Make an exact copy of the records, with the images left out.

═════ Records to process ═════

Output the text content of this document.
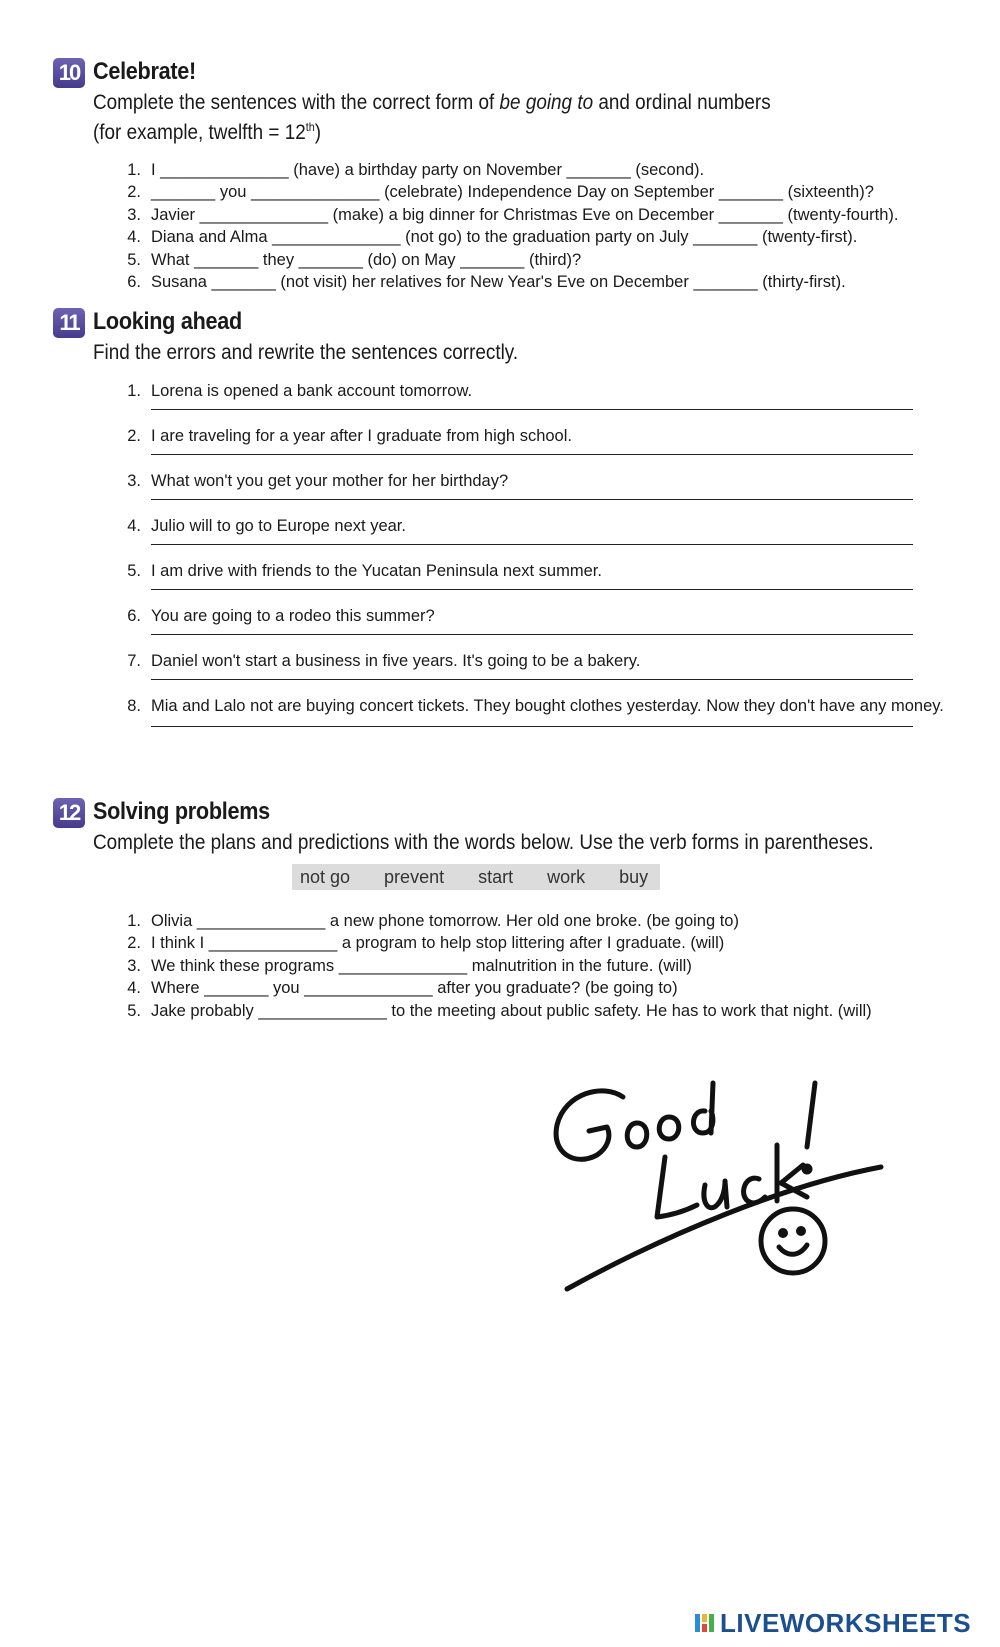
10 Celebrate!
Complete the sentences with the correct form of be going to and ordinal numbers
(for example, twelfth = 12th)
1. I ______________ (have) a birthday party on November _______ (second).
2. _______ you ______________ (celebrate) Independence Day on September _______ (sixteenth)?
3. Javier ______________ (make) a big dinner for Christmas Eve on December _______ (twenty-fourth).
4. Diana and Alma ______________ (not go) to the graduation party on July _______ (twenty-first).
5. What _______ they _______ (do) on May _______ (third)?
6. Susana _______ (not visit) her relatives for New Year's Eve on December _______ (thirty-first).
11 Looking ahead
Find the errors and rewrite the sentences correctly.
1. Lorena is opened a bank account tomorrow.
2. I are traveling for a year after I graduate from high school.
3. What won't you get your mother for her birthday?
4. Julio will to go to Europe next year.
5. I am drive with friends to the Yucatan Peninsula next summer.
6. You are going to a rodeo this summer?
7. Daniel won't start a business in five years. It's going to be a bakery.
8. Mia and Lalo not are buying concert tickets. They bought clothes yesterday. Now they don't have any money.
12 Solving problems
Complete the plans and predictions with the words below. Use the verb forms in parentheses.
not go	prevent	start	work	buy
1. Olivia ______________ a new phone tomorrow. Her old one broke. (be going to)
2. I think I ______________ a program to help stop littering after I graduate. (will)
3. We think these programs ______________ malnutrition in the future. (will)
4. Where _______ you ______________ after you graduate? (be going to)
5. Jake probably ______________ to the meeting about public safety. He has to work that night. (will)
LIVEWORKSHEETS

═════

### Solution
Output the text content of this document.
10 Celebrate!
Complete the sentences with the correct form of be going to and ordinal numbers
(for example, twelfth = 12th)
1. I ______________ (have) a birthday party on November _______ (second).
2. _______ you ______________ (celebrate) Independence Day on September _______ (sixteenth)?
3. Javier ______________ (make) a big dinner for Christmas Eve on December _______ (twenty-fourth).
4. Diana and Alma ______________ (not go) to the graduation party on July _______ (twenty-first).
5. What _______ they _______ (do) on May _______ (third)?
6. Susana _______ (not visit) her relatives for New Year's Eve on December _______ (thirty-first).
11 Looking ahead
Find the errors and rewrite the sentences correctly.
1. Lorena is opened a bank account tomorrow.
2. I are traveling for a year after I graduate from high school.
3. What won't you get your mother for her birthday?
4. Julio will to go to Europe next year.
5. I am drive with friends to the Yucatan Peninsula next summer.
6. You are going to a rodeo this summer?
7. Daniel won't start a business in five years. It's going to be a bakery.
8. Mia and Lalo not are buying concert tickets. They bought clothes yesterday. Now they don't have any money.
12 Solving problems
Complete the plans and predictions with the words below. Use the verb forms in parentheses.
not go	prevent	start	work	buy
1. Olivia ______________ a new phone tomorrow. Her old one broke. (be going to)
2. I think I ______________ a program to help stop littering after I graduate. (will)
3. We think these programs ______________ malnutrition in the future. (will)
4. Where _______ you ______________ after you graduate? (be going to)
5. Jake probably ______________ to the meeting about public safety. He has to work that night. (will)
LIVEWORKSHEETS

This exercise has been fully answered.